━━ EXERCISE INPUT

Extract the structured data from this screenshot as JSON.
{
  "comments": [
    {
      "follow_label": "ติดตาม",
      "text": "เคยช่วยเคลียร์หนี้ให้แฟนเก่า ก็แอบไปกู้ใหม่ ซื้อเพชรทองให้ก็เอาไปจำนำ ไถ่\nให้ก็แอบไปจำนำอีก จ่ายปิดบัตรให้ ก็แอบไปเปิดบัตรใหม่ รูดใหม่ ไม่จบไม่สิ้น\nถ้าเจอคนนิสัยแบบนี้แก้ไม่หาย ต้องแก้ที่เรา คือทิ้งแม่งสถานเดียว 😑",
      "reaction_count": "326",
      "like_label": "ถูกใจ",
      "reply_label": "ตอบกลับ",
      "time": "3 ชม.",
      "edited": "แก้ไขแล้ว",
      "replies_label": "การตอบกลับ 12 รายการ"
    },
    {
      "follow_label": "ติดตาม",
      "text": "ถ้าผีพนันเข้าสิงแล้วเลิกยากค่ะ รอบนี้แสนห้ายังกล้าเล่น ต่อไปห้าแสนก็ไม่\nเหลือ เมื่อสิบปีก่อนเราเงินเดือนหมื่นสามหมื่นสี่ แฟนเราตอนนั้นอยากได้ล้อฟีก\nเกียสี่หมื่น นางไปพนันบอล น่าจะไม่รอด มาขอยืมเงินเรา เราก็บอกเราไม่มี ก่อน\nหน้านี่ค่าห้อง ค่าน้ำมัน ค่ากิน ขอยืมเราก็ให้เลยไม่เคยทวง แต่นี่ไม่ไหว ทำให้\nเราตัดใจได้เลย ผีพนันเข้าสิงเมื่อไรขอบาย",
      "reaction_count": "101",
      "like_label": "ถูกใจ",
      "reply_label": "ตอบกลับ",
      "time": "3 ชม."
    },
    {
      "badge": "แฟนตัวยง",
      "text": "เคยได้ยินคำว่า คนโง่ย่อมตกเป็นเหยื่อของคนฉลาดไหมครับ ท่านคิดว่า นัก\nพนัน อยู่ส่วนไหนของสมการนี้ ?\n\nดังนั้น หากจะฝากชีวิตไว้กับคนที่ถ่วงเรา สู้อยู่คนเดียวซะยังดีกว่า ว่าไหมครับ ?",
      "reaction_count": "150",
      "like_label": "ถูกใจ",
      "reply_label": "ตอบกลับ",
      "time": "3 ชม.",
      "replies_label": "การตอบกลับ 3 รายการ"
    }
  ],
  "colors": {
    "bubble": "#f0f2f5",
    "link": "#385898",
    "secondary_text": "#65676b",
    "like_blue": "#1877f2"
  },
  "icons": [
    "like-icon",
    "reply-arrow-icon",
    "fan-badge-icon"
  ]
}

━━━━

Quote every record above exactly.

Extract the structured data from this screenshot as JSON.
{
  "comments": [
    {
      "follow_label": "ติดตาม",
      "text": "เคยช่วยเคลียร์หนี้ให้แฟนเก่า ก็แอบไปกู้ใหม่ ซื้อเพชรทองให้ก็เอาไปจำนำ ไถ่\nให้ก็แอบไปจำนำอีก จ่ายปิดบัตรให้ ก็แอบไปเปิดบัตรใหม่ รูดใหม่ ไม่จบไม่สิ้น\nถ้าเจอคนนิสัยแบบนี้แก้ไม่หาย ต้องแก้ที่เรา คือทิ้งแม่งสถานเดียว 😑",
      "reaction_count": "326",
      "like_label": "ถูกใจ",
      "reply_label": "ตอบกลับ",
      "time": "3 ชม.",
      "edited": "แก้ไขแล้ว",
      "replies_label": "การตอบกลับ 12 รายการ"
    },
    {
      "follow_label": "ติดตาม",
      "text": "ถ้าผีพนันเข้าสิงแล้วเลิกยากค่ะ รอบนี้แสนห้ายังกล้าเล่น ต่อไปห้าแสนก็ไม่\nเหลือ เมื่อสิบปีก่อนเราเงินเดือนหมื่นสามหมื่นสี่ แฟนเราตอนนั้นอยากได้ล้อฟีก\nเกียสี่หมื่น นางไปพนันบอล น่าจะไม่รอด มาขอยืมเงินเรา เราก็บอกเราไม่มี ก่อน\nหน้านี่ค่าห้อง ค่าน้ำมัน ค่ากิน ขอยืมเราก็ให้เลยไม่เคยทวง แต่นี่ไม่ไหว ทำให้\nเราตัดใจได้เลย ผีพนันเข้าสิงเมื่อไรขอบาย",
      "reaction_count": "101",
      "like_label": "ถูกใจ",
      "reply_label": "ตอบกลับ",
      "time": "3 ชม."
    },
    {
      "badge": "แฟนตัวยง",
      "text": "เคยได้ยินคำว่า คนโง่ย่อมตกเป็นเหยื่อของคนฉลาดไหมครับ ท่านคิดว่า นัก\nพนัน อยู่ส่วนไหนของสมการนี้ ?\n\nดังนั้น หากจะฝากชีวิตไว้กับคนที่ถ่วงเรา สู้อยู่คนเดียวซะยังดีกว่า ว่าไหมครับ ?",
      "reaction_count": "150",
      "like_label": "ถูกใจ",
      "reply_label": "ตอบกลับ",
      "time": "3 ชม.",
      "replies_label": "การตอบกลับ 3 รายการ"
    }
  ],
  "colors": {
    "bubble": "#f0f2f5",
    "link": "#385898",
    "secondary_text": "#65676b",
    "like_blue": "#1877f2"
  },
  "icons": [
    "like-icon",
    "reply-arrow-icon",
    "fan-badge-icon"
  ]
}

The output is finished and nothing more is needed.